Find every line in the records that holds the string "source". Copy each one.
* begin Supplied data *
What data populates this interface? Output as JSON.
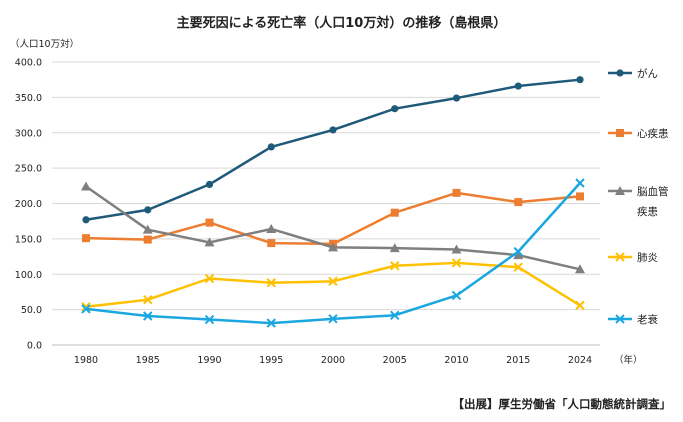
{
  "chart_data": {
    "type": "line",
    "title": "主要死因による死亡率（人口10万対）の推移（島根県）",
    "ylabel": "（人口10万対）",
    "xunit": "（年）",
    "categories": [
      "1980",
      "1985",
      "1990",
      "1995",
      "2000",
      "2005",
      "2010",
      "2015",
      "2024"
    ],
    "ylim": [
      0,
      400
    ],
    "yticks": [
      "400.0",
      "350.0",
      "300.0",
      "250.0",
      "200.0",
      "150.0",
      "100.0",
      "50.0",
      "0.0"
    ],
    "grid": true,
    "legend_position": "right",
    "series": [
      {
        "name": "がん",
        "color": "#1f5a7a",
        "marker": "circle",
        "values": [
          177,
          191,
          227,
          280,
          304,
          334,
          349,
          366,
          375
        ]
      },
      {
        "name": "心疾患",
        "color": "#ed7d31",
        "marker": "square",
        "values": [
          151,
          149,
          173,
          144,
          143,
          187,
          215,
          202,
          210
        ]
      },
      {
        "name": "脳血管疾患",
        "color": "#7f7f7f",
        "marker": "triangle",
        "values": [
          224,
          163,
          145,
          164,
          138,
          137,
          135,
          127,
          107
        ]
      },
      {
        "name": "肺炎",
        "color": "#ffc000",
        "marker": "x",
        "values": [
          54,
          64,
          94,
          88,
          90,
          112,
          116,
          110,
          56
        ]
      },
      {
        "name": "老衰",
        "color": "#1aa7e0",
        "marker": "x",
        "values": [
          51,
          41,
          36,
          31,
          37,
          42,
          70,
          132,
          229
        ]
      }
    ]
  },
  "source": "【出展】厚生労働省「人口動態統計調査」"
}
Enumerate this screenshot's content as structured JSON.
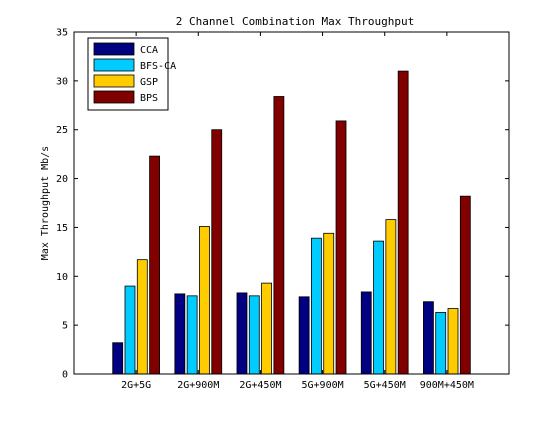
{
  "chart_data": {
    "type": "bar",
    "title": "2 Channel Combination Max Throughput",
    "xlabel": "",
    "ylabel": "Max Throughput Mb/s",
    "ylim": [
      0,
      35
    ],
    "yticks": [
      0,
      5,
      10,
      15,
      20,
      25,
      30,
      35
    ],
    "grid": false,
    "legend_position": "top-left",
    "categories": [
      "2G+5G",
      "2G+900M",
      "2G+450M",
      "5G+900M",
      "5G+450M",
      "900M+450M"
    ],
    "series": [
      {
        "name": "CCA",
        "color": "#000080",
        "values": [
          3.2,
          8.2,
          8.3,
          7.9,
          8.4,
          7.4
        ]
      },
      {
        "name": "BFS-CA",
        "color": "#00CCFF",
        "values": [
          9.0,
          8.0,
          8.0,
          13.9,
          13.6,
          6.3
        ]
      },
      {
        "name": "GSP",
        "color": "#FFCC00",
        "values": [
          11.7,
          15.1,
          9.3,
          14.4,
          15.8,
          6.7
        ]
      },
      {
        "name": "BPS",
        "color": "#800000",
        "values": [
          22.3,
          25.0,
          28.4,
          25.9,
          31.0,
          18.2
        ]
      }
    ]
  }
}
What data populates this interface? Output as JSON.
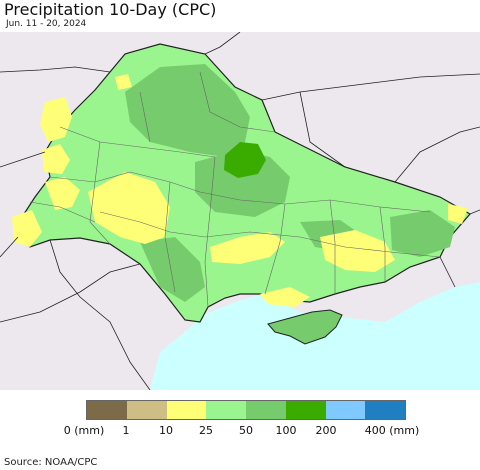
{
  "header": {
    "title": "Precipitation 10-Day (CPC)",
    "subtitle": "Jun. 11 - 20, 2024"
  },
  "legend": {
    "colors": [
      "#7d6a48",
      "#cfbd86",
      "#ffff77",
      "#9bf58e",
      "#76cc6d",
      "#3aac00",
      "#7fc9ff",
      "#1f7fc0"
    ],
    "labels": [
      "0 (mm)",
      "1",
      "10",
      "25",
      "50",
      "100",
      "200",
      "400 (mm)"
    ]
  },
  "map": {
    "sea_color": "#ccffff",
    "outside_color": "#ece8ee",
    "border_color": "#222222",
    "oblast_line_color": "#666666"
  },
  "footer": {
    "source": "Source: NOAA/CPC"
  }
}
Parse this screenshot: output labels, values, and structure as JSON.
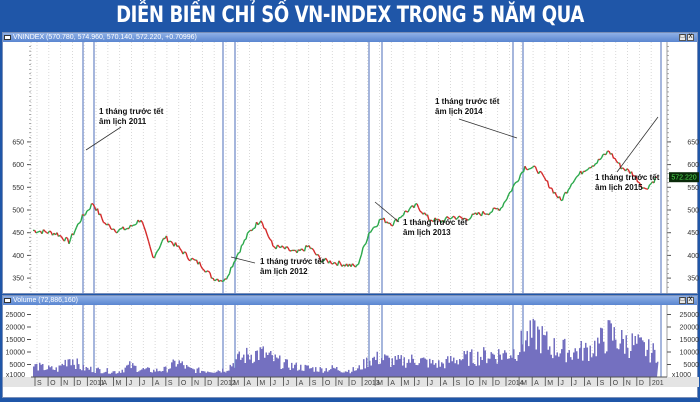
{
  "title": "DIỄN BIẾN CHỈ SỐ VN-INDEX TRONG 5 NĂM QUA",
  "price_panel": {
    "header": "VNINDEX (570.780, 574.960, 570.140, 572.220, +0.70996)",
    "current_value_label": "572.220",
    "buttons": [
      "□",
      "X"
    ]
  },
  "volume_panel": {
    "header": "Volume (72,886,160)",
    "unit_label": "x1000",
    "buttons": [
      "□",
      "X"
    ]
  },
  "colors": {
    "background": "#1f56a8",
    "up": "#2aa84a",
    "down": "#d42a2a",
    "volume": "#7470c0",
    "event_line": "#6a86c6"
  },
  "annotations": [
    {
      "line1": "1 tháng trước tết",
      "line2": "âm lịch 2011"
    },
    {
      "line1": "1 tháng trước tết",
      "line2": "âm lịch 2012"
    },
    {
      "line1": "1 tháng trước tết",
      "line2": "âm lịch 2013"
    },
    {
      "line1": "1 tháng trước tết",
      "line2": "âm lịch 2014"
    },
    {
      "line1": "1 tháng trước tết",
      "line2": "âm lịch 2015"
    }
  ],
  "x_axis_labels": [
    "S",
    "O",
    "N",
    "D",
    "2011",
    "A",
    "M",
    "J",
    "J",
    "A",
    "S",
    "O",
    "N",
    "D",
    "2012",
    "M",
    "A",
    "M",
    "J",
    "J",
    "A",
    "S",
    "O",
    "N",
    "D",
    "2013",
    "M",
    "A",
    "M",
    "J",
    "J",
    "A",
    "S",
    "O",
    "N",
    "D",
    "2014",
    "M",
    "A",
    "M",
    "J",
    "J",
    "A",
    "S",
    "O",
    "N",
    "D",
    "201"
  ],
  "chart_data": [
    {
      "type": "line",
      "title": "VNINDEX",
      "ylabel": "",
      "ylim": [
        315,
        870
      ],
      "yticks": [
        350,
        400,
        450,
        500,
        550,
        600,
        650
      ],
      "grid": true,
      "x": [
        "2010-09",
        "2010-10",
        "2010-11",
        "2010-12",
        "2011-01",
        "2011-02",
        "2011-03",
        "2011-04",
        "2011-05",
        "2011-06",
        "2011-07",
        "2011-08",
        "2011-09",
        "2011-10",
        "2011-11",
        "2011-12",
        "2012-01",
        "2012-02",
        "2012-03",
        "2012-04",
        "2012-05",
        "2012-06",
        "2012-07",
        "2012-08",
        "2012-09",
        "2012-10",
        "2012-11",
        "2012-12",
        "2013-01",
        "2013-02",
        "2013-03",
        "2013-04",
        "2013-05",
        "2013-06",
        "2013-07",
        "2013-08",
        "2013-09",
        "2013-10",
        "2013-11",
        "2013-12",
        "2014-01",
        "2014-02",
        "2014-03",
        "2014-04",
        "2014-05",
        "2014-06",
        "2014-07",
        "2014-08",
        "2014-09",
        "2014-10",
        "2014-11",
        "2014-12",
        "2015-01"
      ],
      "series": [
        {
          "name": "VNINDEX",
          "values": [
            455,
            452,
            448,
            430,
            480,
            515,
            470,
            455,
            460,
            480,
            395,
            440,
            420,
            395,
            380,
            350,
            345,
            400,
            450,
            480,
            420,
            415,
            405,
            420,
            390,
            385,
            380,
            375,
            450,
            480,
            470,
            495,
            510,
            480,
            475,
            485,
            480,
            490,
            495,
            505,
            550,
            595,
            590,
            555,
            520,
            565,
            590,
            605,
            630,
            595,
            580,
            545,
            572
          ]
        }
      ],
      "events": [
        "Tết 2011",
        "Tết 2012",
        "Tết 2013",
        "Tết 2014",
        "Tết 2015"
      ]
    },
    {
      "type": "bar",
      "title": "Volume",
      "ylabel": "x1000",
      "ylim": [
        0,
        28000
      ],
      "yticks": [
        5000,
        10000,
        15000,
        20000,
        25000
      ],
      "grid": true,
      "x": [
        "2010-09",
        "2010-10",
        "2010-11",
        "2010-12",
        "2011-01",
        "2011-02",
        "2011-03",
        "2011-04",
        "2011-05",
        "2011-06",
        "2011-07",
        "2011-08",
        "2011-09",
        "2011-10",
        "2011-11",
        "2011-12",
        "2012-01",
        "2012-02",
        "2012-03",
        "2012-04",
        "2012-05",
        "2012-06",
        "2012-07",
        "2012-08",
        "2012-09",
        "2012-10",
        "2012-11",
        "2012-12",
        "2013-01",
        "2013-02",
        "2013-03",
        "2013-04",
        "2013-05",
        "2013-06",
        "2013-07",
        "2013-08",
        "2013-09",
        "2013-10",
        "2013-11",
        "2013-12",
        "2014-01",
        "2014-02",
        "2014-03",
        "2014-04",
        "2014-05",
        "2014-06",
        "2014-07",
        "2014-08",
        "2014-09",
        "2014-10",
        "2014-11",
        "2014-12",
        "2015-01"
      ],
      "series": [
        {
          "name": "Volume",
          "values": [
            4500,
            3500,
            3000,
            8000,
            3500,
            3000,
            2500,
            2000,
            4500,
            3000,
            2500,
            3000,
            6000,
            3000,
            2500,
            2500,
            3000,
            7000,
            9000,
            9500,
            7000,
            5000,
            4000,
            3500,
            3000,
            3500,
            2500,
            3000,
            7000,
            7500,
            6000,
            6500,
            7000,
            5500,
            5000,
            7000,
            7500,
            8000,
            9000,
            9000,
            10000,
            15000,
            17000,
            12000,
            11000,
            10000,
            10500,
            13000,
            17000,
            14000,
            13000,
            11000,
            9000
          ]
        }
      ]
    }
  ]
}
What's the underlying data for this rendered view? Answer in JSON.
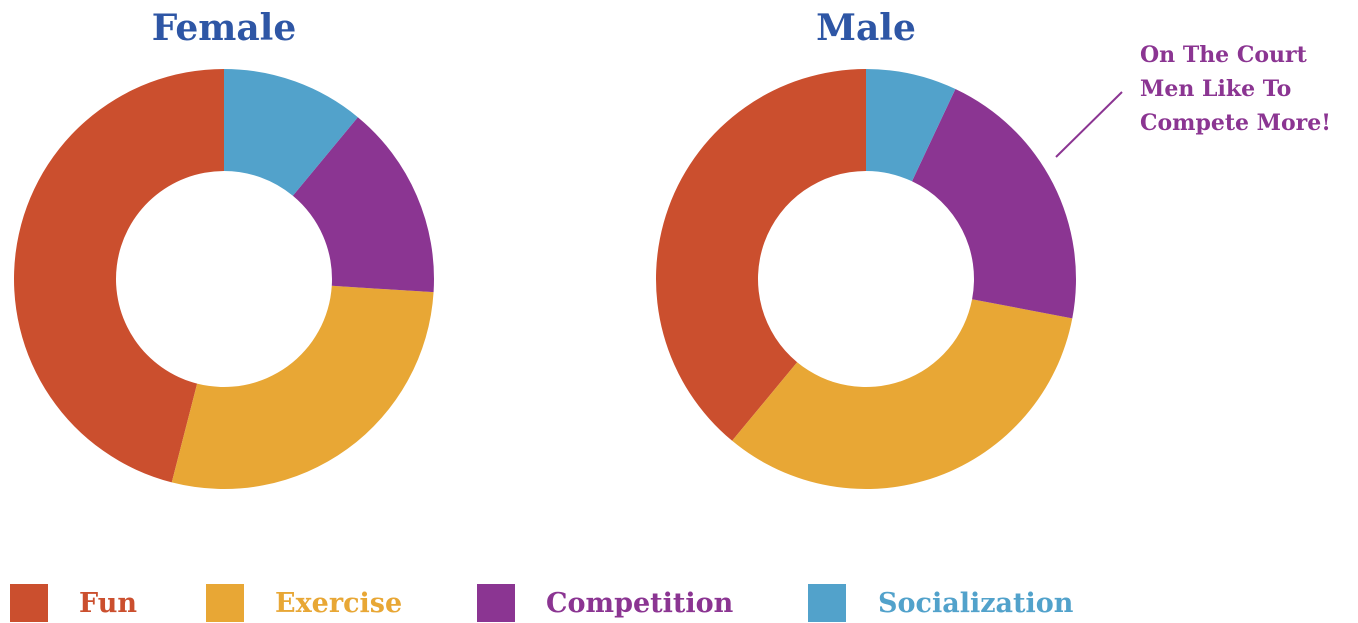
{
  "chart_data": [
    {
      "type": "pie",
      "donut": true,
      "title": "Female",
      "categories": [
        "Fun",
        "Exercise",
        "Competition",
        "Socialization"
      ],
      "values": [
        46,
        28,
        15,
        11
      ],
      "colors": [
        "#cb4f2e",
        "#e8a735",
        "#8b3592",
        "#52a2cb"
      ]
    },
    {
      "type": "pie",
      "donut": true,
      "title": "Male",
      "categories": [
        "Fun",
        "Exercise",
        "Competition",
        "Socialization"
      ],
      "values": [
        39,
        33,
        21,
        7
      ],
      "colors": [
        "#cb4f2e",
        "#e8a735",
        "#8b3592",
        "#52a2cb"
      ],
      "annotation": [
        "On The Court",
        "Men Like To",
        "Compete More!"
      ]
    }
  ]
}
* end Supplied data *
* Result:
  "source": "【出展】厚生労働省「人口動態統計調査」"
    "source": "Source: NOAA/CPC"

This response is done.